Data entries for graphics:
· · · · · · ·

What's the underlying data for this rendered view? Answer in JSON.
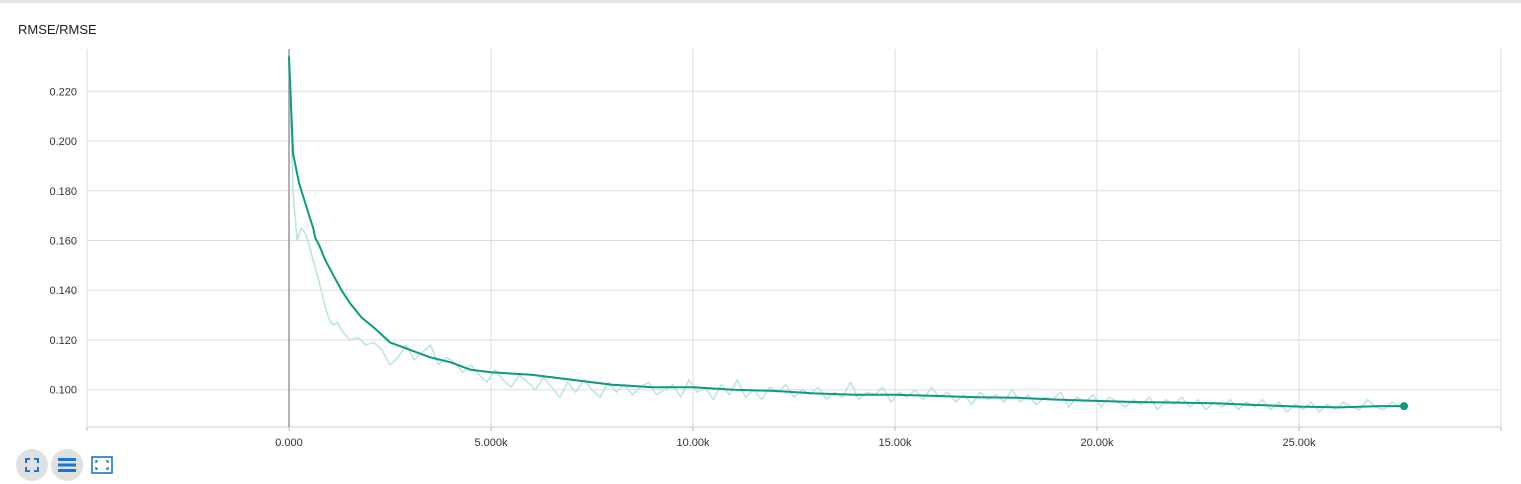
{
  "card": {
    "title": "RMSE/RMSE"
  },
  "colors": {
    "smoothed": "#0e9980",
    "raw": "#bfe5de",
    "grid": "#dddddd",
    "axis": "#999999",
    "icon": "#1976d2"
  },
  "toolbar": {
    "buttons": [
      {
        "name": "fit-domain-button",
        "icon": "fullscreen-icon"
      },
      {
        "name": "toggle-log-scale-button",
        "icon": "lines-icon"
      },
      {
        "name": "expand-chart-button",
        "icon": "expand-icon"
      }
    ]
  },
  "chart_data": {
    "type": "line",
    "title": "RMSE/RMSE",
    "xlabel": "",
    "ylabel": "",
    "xlim": [
      -5000,
      30000
    ],
    "ylim": [
      0.085,
      0.237
    ],
    "x_ticks": [
      0,
      5000,
      10000,
      15000,
      20000,
      25000
    ],
    "x_tick_labels": [
      "0.000",
      "5.000k",
      "10.00k",
      "15.00k",
      "20.00k",
      "25.00k"
    ],
    "y_ticks": [
      0.1,
      0.12,
      0.14,
      0.16,
      0.18,
      0.2,
      0.22
    ],
    "y_tick_labels": [
      "0.100",
      "0.120",
      "0.140",
      "0.160",
      "0.180",
      "0.200",
      "0.220"
    ],
    "grid": true,
    "series": [
      {
        "role": "smoothed",
        "x": [
          0,
          100,
          250,
          500,
          600,
          650,
          750,
          900,
          1100,
          1300,
          1500,
          1800,
          2100,
          2500,
          3000,
          3500,
          4000,
          4500,
          5000,
          6000,
          7000,
          8000,
          9000,
          10000,
          11000,
          12000,
          13000,
          14000,
          15000,
          16000,
          17000,
          18000,
          19000,
          20000,
          21000,
          22000,
          23000,
          24000,
          25000,
          26000,
          27000,
          27600
        ],
        "y": [
          0.234,
          0.195,
          0.183,
          0.17,
          0.165,
          0.161,
          0.158,
          0.152,
          0.146,
          0.14,
          0.135,
          0.129,
          0.125,
          0.119,
          0.116,
          0.113,
          0.111,
          0.108,
          0.107,
          0.106,
          0.104,
          0.102,
          0.101,
          0.101,
          0.1,
          0.0995,
          0.0985,
          0.098,
          0.098,
          0.0975,
          0.097,
          0.0968,
          0.096,
          0.0955,
          0.095,
          0.0948,
          0.0945,
          0.0938,
          0.0932,
          0.0929,
          0.0934,
          0.0934
        ]
      },
      {
        "role": "raw",
        "x": [
          0,
          100,
          200,
          300,
          400,
          500,
          600,
          700,
          800,
          900,
          1000,
          1100,
          1200,
          1300,
          1500,
          1700,
          1900,
          2100,
          2300,
          2500,
          2700,
          2900,
          3100,
          3300,
          3500,
          3700,
          3900,
          4100,
          4300,
          4500,
          4700,
          4900,
          5100,
          5300,
          5500,
          5700,
          5900,
          6100,
          6300,
          6500,
          6700,
          6900,
          7100,
          7300,
          7500,
          7700,
          7900,
          8100,
          8300,
          8500,
          8700,
          8900,
          9100,
          9300,
          9500,
          9700,
          9900,
          10100,
          10300,
          10500,
          10700,
          10900,
          11100,
          11300,
          11500,
          11700,
          11900,
          12100,
          12300,
          12500,
          12700,
          12900,
          13100,
          13300,
          13500,
          13700,
          13900,
          14100,
          14300,
          14500,
          14700,
          14900,
          15100,
          15300,
          15500,
          15700,
          15900,
          16100,
          16300,
          16500,
          16700,
          16900,
          17100,
          17300,
          17500,
          17700,
          17900,
          18100,
          18300,
          18500,
          18700,
          18900,
          19100,
          19300,
          19500,
          19700,
          19900,
          20100,
          20300,
          20500,
          20700,
          20900,
          21100,
          21300,
          21500,
          21700,
          21900,
          22100,
          22300,
          22500,
          22700,
          22900,
          23100,
          23300,
          23500,
          23700,
          23900,
          24100,
          24300,
          24500,
          24700,
          24900,
          25100,
          25300,
          25500,
          25700,
          25900,
          26100,
          26300,
          26500,
          26700,
          26900,
          27100,
          27300,
          27500,
          27600
        ],
        "y": [
          0.234,
          0.18,
          0.16,
          0.165,
          0.163,
          0.158,
          0.152,
          0.146,
          0.14,
          0.133,
          0.128,
          0.126,
          0.127,
          0.124,
          0.12,
          0.121,
          0.118,
          0.119,
          0.116,
          0.11,
          0.113,
          0.118,
          0.112,
          0.115,
          0.118,
          0.11,
          0.113,
          0.111,
          0.107,
          0.11,
          0.106,
          0.103,
          0.108,
          0.104,
          0.101,
          0.106,
          0.103,
          0.1,
          0.105,
          0.101,
          0.097,
          0.103,
          0.099,
          0.104,
          0.1,
          0.097,
          0.103,
          0.099,
          0.102,
          0.098,
          0.101,
          0.103,
          0.098,
          0.1,
          0.102,
          0.097,
          0.104,
          0.099,
          0.101,
          0.096,
          0.102,
          0.098,
          0.104,
          0.097,
          0.1,
          0.096,
          0.101,
          0.099,
          0.102,
          0.097,
          0.1,
          0.098,
          0.101,
          0.096,
          0.099,
          0.097,
          0.103,
          0.096,
          0.099,
          0.098,
          0.101,
          0.095,
          0.099,
          0.097,
          0.1,
          0.096,
          0.101,
          0.097,
          0.099,
          0.095,
          0.098,
          0.094,
          0.099,
          0.096,
          0.098,
          0.095,
          0.1,
          0.095,
          0.098,
          0.094,
          0.097,
          0.096,
          0.099,
          0.093,
          0.097,
          0.095,
          0.098,
          0.093,
          0.097,
          0.095,
          0.093,
          0.096,
          0.094,
          0.097,
          0.092,
          0.096,
          0.094,
          0.097,
          0.093,
          0.096,
          0.092,
          0.095,
          0.093,
          0.096,
          0.092,
          0.095,
          0.093,
          0.096,
          0.092,
          0.095,
          0.091,
          0.094,
          0.092,
          0.095,
          0.091,
          0.094,
          0.092,
          0.095,
          0.093,
          0.092,
          0.096,
          0.093,
          0.092,
          0.095,
          0.093,
          0.0934
        ]
      }
    ]
  }
}
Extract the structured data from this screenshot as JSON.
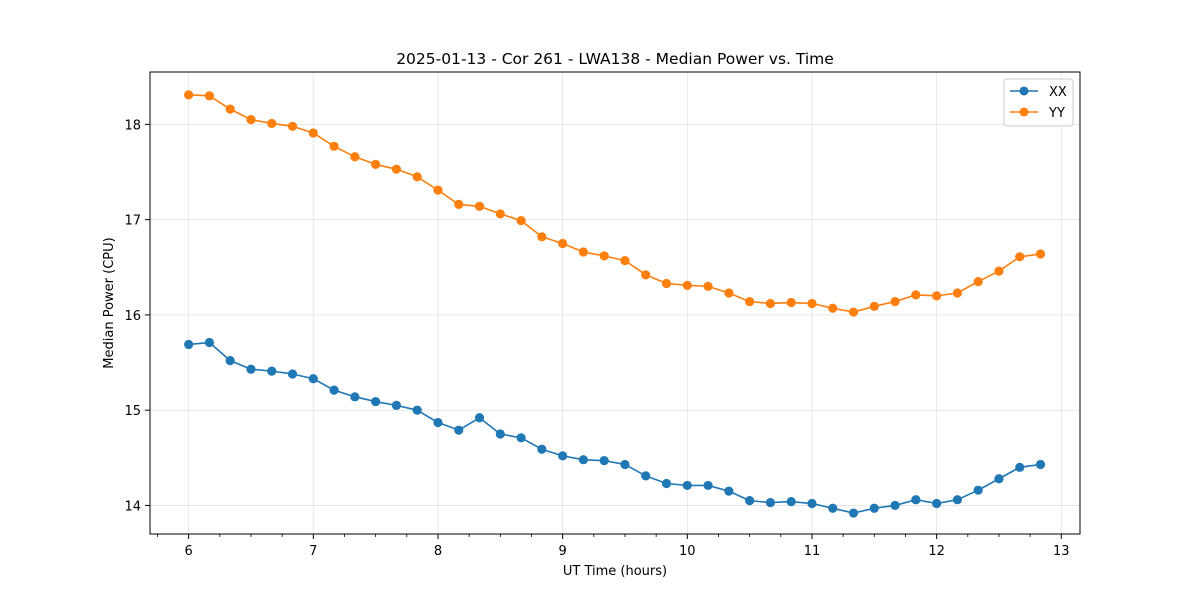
{
  "chart_data": {
    "type": "line",
    "title": "2025-01-13 - Cor 261 - LWA138 - Median Power vs. Time",
    "xlabel": "UT Time (hours)",
    "ylabel": "Median Power (CPU)",
    "xlim": [
      5.69,
      13.15
    ],
    "ylim": [
      13.7,
      18.55
    ],
    "x_ticks": [
      6,
      7,
      8,
      9,
      10,
      11,
      12,
      13
    ],
    "y_ticks": [
      14,
      15,
      16,
      17,
      18
    ],
    "grid": true,
    "legend_position": "top-right",
    "x": [
      6.0,
      6.1667,
      6.3333,
      6.5,
      6.6667,
      6.8333,
      7.0,
      7.1667,
      7.3333,
      7.5,
      7.6667,
      7.8333,
      8.0,
      8.1667,
      8.3333,
      8.5,
      8.6667,
      8.8333,
      9.0,
      9.1667,
      9.3333,
      9.5,
      9.6667,
      9.8333,
      10.0,
      10.1667,
      10.3333,
      10.5,
      10.6667,
      10.8333,
      11.0,
      11.1667,
      11.3333,
      11.5,
      11.6667,
      11.8333,
      12.0,
      12.1667,
      12.3333,
      12.5,
      12.6667,
      12.8333
    ],
    "series": [
      {
        "name": "XX",
        "color": "#1f77b4",
        "values": [
          15.69,
          15.71,
          15.52,
          15.43,
          15.41,
          15.38,
          15.33,
          15.21,
          15.14,
          15.09,
          15.05,
          15.0,
          14.87,
          14.79,
          14.92,
          14.75,
          14.71,
          14.59,
          14.52,
          14.48,
          14.47,
          14.43,
          14.31,
          14.23,
          14.21,
          14.21,
          14.15,
          14.05,
          14.03,
          14.04,
          14.02,
          13.97,
          13.92,
          13.97,
          14.0,
          14.06,
          14.02,
          14.06,
          14.16,
          14.28,
          14.4,
          14.43
        ]
      },
      {
        "name": "YY",
        "color": "#ff7f0e",
        "values": [
          18.31,
          18.3,
          18.16,
          18.05,
          18.01,
          17.98,
          17.91,
          17.77,
          17.66,
          17.58,
          17.53,
          17.45,
          17.31,
          17.16,
          17.14,
          17.06,
          16.99,
          16.82,
          16.75,
          16.66,
          16.62,
          16.57,
          16.42,
          16.33,
          16.31,
          16.3,
          16.23,
          16.14,
          16.12,
          16.13,
          16.12,
          16.07,
          16.03,
          16.09,
          16.14,
          16.21,
          16.2,
          16.23,
          16.35,
          16.46,
          16.61,
          16.64
        ]
      }
    ]
  }
}
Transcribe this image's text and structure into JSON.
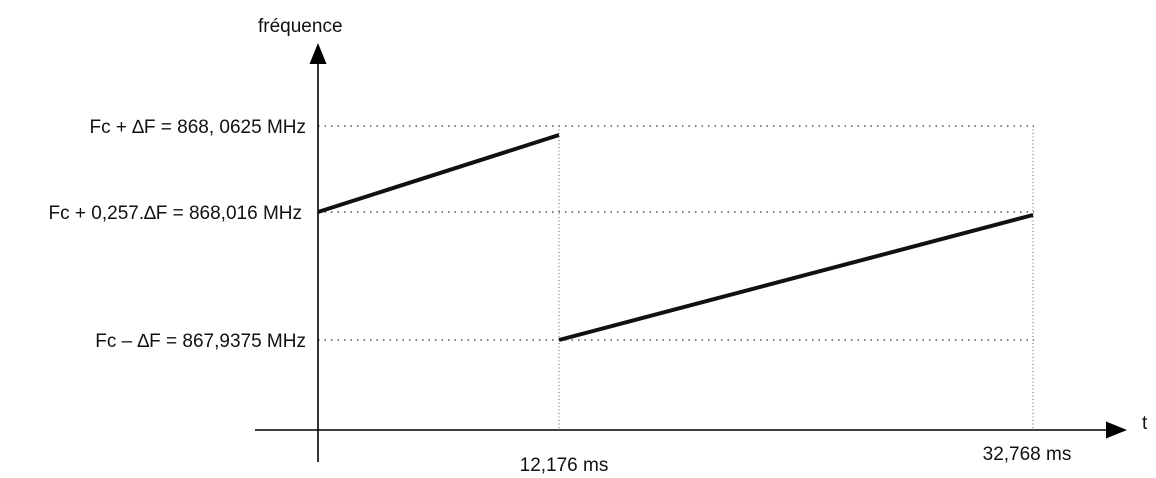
{
  "y_axis_label": "fréquence",
  "x_axis_label": "t",
  "frequency_levels": {
    "high": "Fc + ∆F = 868, 0625 MHz",
    "start": "Fc + 0,257.∆F = 868,016 MHz",
    "low": "Fc – ∆F = 867,9375 MHz"
  },
  "time_marks": {
    "t1": "12,176 ms",
    "t2": "32,768 ms"
  },
  "colors": {
    "line": "#111111",
    "axis": "#000000",
    "guide": "#555555"
  }
}
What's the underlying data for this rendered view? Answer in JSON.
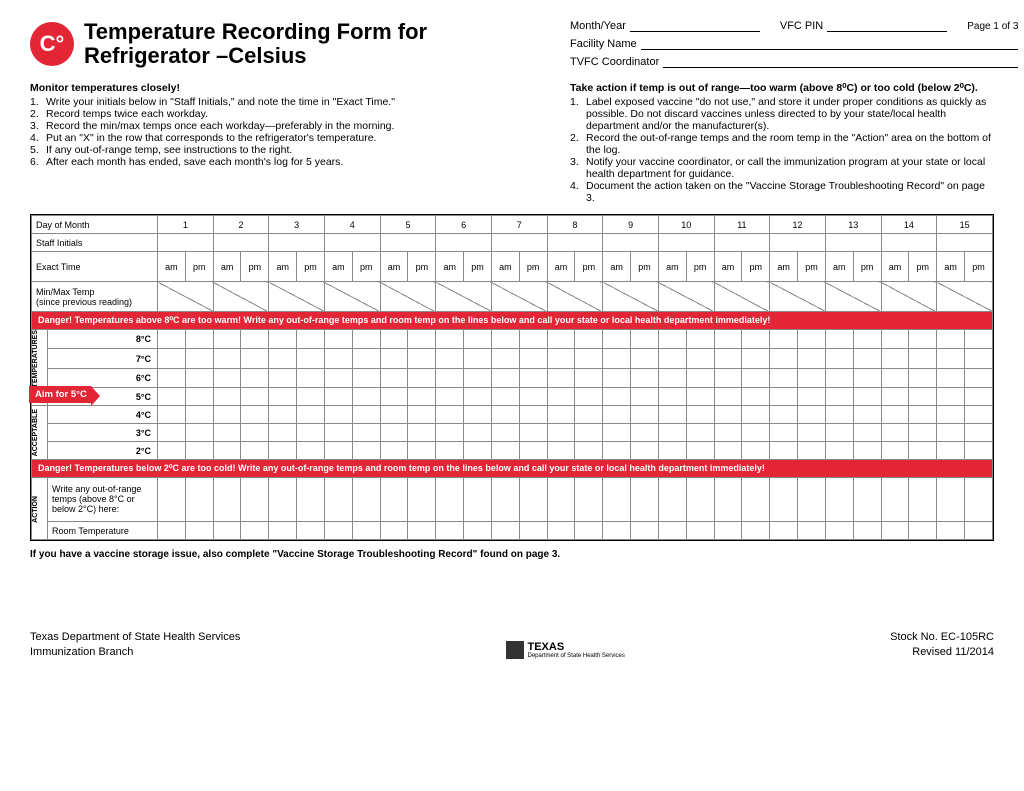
{
  "badge": "C°",
  "title": "Temperature Recording Form for Refrigerator –Celsius",
  "page_number": "Page 1 of 3",
  "header_fields": {
    "month_year": "Month/Year",
    "vfcpin": "VFC PIN",
    "facility": "Facility Name",
    "coordinator": "TVFC Coordinator"
  },
  "left_instructions": {
    "heading": "Monitor temperatures closely!",
    "items": [
      "Write your initials below in \"Staff Initials,\" and note the time in \"Exact Time.\"",
      "Record temps twice each workday.",
      "Record the min/max temps once each workday—preferably in the morning.",
      "Put an \"X\" in the row that corresponds to the refrigerator's temperature.",
      "If any out-of-range temp,  see instructions to the right.",
      "After each month has ended, save each month's log for 5 years."
    ]
  },
  "right_instructions": {
    "heading": "Take action if temp is out of range—too warm (above 8⁰C) or too cold (below 2⁰C).",
    "items": [
      "Label exposed vaccine \"do not use,\" and store it under proper conditions as quickly as possible. Do not discard vaccines unless directed to by your state/local health department and/or the manufacturer(s).",
      "Record the out-of-range temps and the room temp in the \"Action\" area on the bottom of the log.",
      "Notify your vaccine coordinator, or call the immunization program at your state or local health department for guidance.",
      "Document the action taken on the \"Vaccine Storage Troubleshooting Record\" on page 3."
    ]
  },
  "grid": {
    "row_day": "Day of Month",
    "row_initials": "Staff Initials",
    "row_exact": "Exact Time",
    "row_minmax_l1": "Min/Max Temp",
    "row_minmax_l2": "(since previous reading)",
    "days": [
      "1",
      "2",
      "3",
      "4",
      "5",
      "6",
      "7",
      "8",
      "9",
      "10",
      "11",
      "12",
      "13",
      "14",
      "15"
    ],
    "am": "am",
    "pm": "pm",
    "danger_warm": "Danger! Temperatures above 8⁰C are too warm! Write any out-of-range temps and room temp on the lines below and call your state or local health department immediately!",
    "danger_cold": "Danger! Temperatures below 2⁰C are too cold! Write any out-of-range temps and room temp on the lines below and call your state or local health department immediately!",
    "vlabel_temp": "TEMPERATURES",
    "vlabel_acc": "ACCEPTABLE",
    "vlabel_action": "ACTION",
    "temps": [
      "8°C",
      "7°C",
      "6°C",
      "5°C",
      "4°C",
      "3°C",
      "2°C"
    ],
    "aim": "Aim for 5°C",
    "action_write": "Write any out-of-range temps (above 8°C or below 2°C) here:",
    "action_room": "Room Temperature"
  },
  "footnote": "If you have a vaccine storage issue, also complete \"Vaccine Storage Troubleshooting Record\" found on page 3.",
  "footer": {
    "dept": "Texas Department of State Health Services",
    "branch": "Immunization Branch",
    "logo_text": "TEXAS",
    "logo_sub": "Department of State Health Services",
    "stock": "Stock No. EC-105RC",
    "revised": "Revised 11/2014"
  },
  "colors": {
    "accent": "#e32636",
    "border": "#888888",
    "text": "#000000",
    "background": "#ffffff"
  }
}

· · · · · · ·

Requirements:
Go through the lines above. Select every one that has the string "call".

Reply:
      "Notify your vaccine coordinator, or call the immunization program at your state or local health department for guidance.",
    "danger_warm": "Danger! Temperatures above 8⁰C are too warm! Write any out-of-range temps and room temp on the lines below and call your state or local health department immediately!",
    "danger_cold": "Danger! Temperatures below 2⁰C are too cold! Write any out-of-range temps and room temp on the lines below and call your state or local health department immediately!",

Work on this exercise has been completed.